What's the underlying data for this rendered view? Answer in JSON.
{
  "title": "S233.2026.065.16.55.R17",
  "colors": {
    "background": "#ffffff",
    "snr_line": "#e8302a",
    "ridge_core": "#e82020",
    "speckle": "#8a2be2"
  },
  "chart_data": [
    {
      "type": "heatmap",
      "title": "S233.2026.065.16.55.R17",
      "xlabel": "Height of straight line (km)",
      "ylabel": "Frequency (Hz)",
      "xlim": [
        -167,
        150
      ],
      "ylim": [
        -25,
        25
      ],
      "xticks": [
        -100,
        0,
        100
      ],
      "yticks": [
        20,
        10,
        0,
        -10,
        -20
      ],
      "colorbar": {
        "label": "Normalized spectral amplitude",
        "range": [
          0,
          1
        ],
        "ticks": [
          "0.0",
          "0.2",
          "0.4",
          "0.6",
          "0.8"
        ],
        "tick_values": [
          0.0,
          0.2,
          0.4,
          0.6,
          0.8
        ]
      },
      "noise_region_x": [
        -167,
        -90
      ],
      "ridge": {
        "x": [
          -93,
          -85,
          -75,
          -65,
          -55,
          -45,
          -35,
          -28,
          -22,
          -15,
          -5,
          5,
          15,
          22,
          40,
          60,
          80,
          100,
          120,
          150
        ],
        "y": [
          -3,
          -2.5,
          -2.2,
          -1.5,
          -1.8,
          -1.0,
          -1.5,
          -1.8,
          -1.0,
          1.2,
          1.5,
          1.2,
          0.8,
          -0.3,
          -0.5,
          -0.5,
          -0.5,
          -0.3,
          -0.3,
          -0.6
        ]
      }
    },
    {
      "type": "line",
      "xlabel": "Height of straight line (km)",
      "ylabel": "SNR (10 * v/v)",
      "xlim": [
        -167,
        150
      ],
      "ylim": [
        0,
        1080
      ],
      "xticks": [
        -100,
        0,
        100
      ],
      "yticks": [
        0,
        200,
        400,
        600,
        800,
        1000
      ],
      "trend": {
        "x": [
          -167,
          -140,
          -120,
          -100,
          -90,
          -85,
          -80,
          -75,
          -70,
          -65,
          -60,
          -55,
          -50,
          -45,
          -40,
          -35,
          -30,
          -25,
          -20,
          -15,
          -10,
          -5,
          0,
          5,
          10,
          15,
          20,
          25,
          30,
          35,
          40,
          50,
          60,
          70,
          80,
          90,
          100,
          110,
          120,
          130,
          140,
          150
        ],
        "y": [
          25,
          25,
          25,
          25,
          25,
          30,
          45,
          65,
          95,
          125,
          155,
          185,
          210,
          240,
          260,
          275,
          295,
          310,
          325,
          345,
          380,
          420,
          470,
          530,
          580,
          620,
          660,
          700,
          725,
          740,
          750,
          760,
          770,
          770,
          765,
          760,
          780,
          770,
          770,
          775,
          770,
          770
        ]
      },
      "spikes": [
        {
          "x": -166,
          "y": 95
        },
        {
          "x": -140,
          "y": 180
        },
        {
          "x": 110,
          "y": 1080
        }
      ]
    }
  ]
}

******************************

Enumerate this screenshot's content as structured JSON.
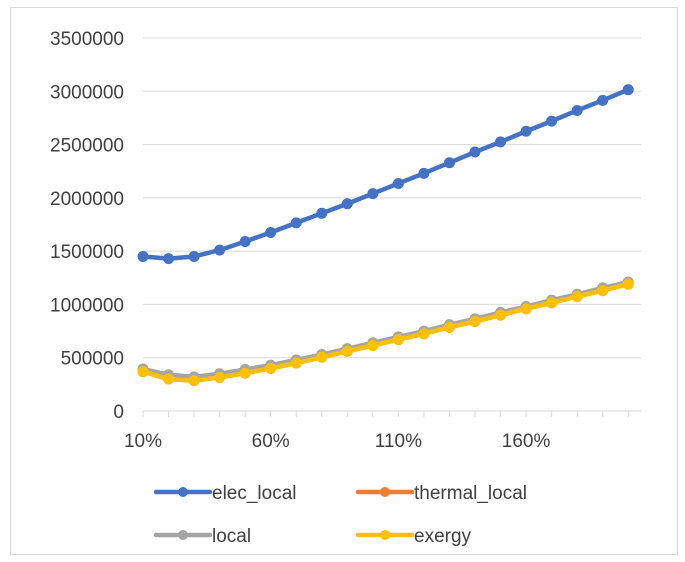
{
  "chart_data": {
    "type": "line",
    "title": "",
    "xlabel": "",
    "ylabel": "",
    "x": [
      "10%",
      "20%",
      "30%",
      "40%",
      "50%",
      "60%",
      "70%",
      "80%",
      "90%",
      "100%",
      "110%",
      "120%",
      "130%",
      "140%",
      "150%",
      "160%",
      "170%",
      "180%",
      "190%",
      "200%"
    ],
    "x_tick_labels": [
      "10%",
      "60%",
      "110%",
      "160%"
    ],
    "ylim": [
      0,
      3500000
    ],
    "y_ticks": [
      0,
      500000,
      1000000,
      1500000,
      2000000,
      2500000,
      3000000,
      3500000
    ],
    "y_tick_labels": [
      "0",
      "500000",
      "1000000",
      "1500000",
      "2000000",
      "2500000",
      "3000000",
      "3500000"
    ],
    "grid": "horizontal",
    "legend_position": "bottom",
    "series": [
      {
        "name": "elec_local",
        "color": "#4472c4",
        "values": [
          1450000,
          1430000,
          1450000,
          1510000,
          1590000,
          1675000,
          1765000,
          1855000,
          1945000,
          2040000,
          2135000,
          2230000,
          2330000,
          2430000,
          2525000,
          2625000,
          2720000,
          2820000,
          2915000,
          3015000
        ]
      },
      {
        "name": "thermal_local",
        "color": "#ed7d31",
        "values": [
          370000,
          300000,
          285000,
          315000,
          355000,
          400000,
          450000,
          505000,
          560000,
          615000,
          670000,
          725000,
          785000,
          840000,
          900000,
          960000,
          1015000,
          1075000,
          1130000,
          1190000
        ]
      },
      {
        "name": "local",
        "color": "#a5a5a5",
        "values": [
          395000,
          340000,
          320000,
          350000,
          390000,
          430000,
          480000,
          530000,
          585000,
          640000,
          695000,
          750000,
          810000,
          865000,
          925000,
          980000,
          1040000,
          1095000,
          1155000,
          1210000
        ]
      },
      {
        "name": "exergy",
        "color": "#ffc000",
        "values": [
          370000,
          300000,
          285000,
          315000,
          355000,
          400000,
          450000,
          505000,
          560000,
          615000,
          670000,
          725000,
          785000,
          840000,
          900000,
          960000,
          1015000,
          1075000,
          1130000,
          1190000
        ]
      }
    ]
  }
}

******************************

Select and copy each line from the data that includes the word "JSON".

What's the underlying data for this rendered view? Answer in JSON.
Enumerate this screenshot's content as structured JSON.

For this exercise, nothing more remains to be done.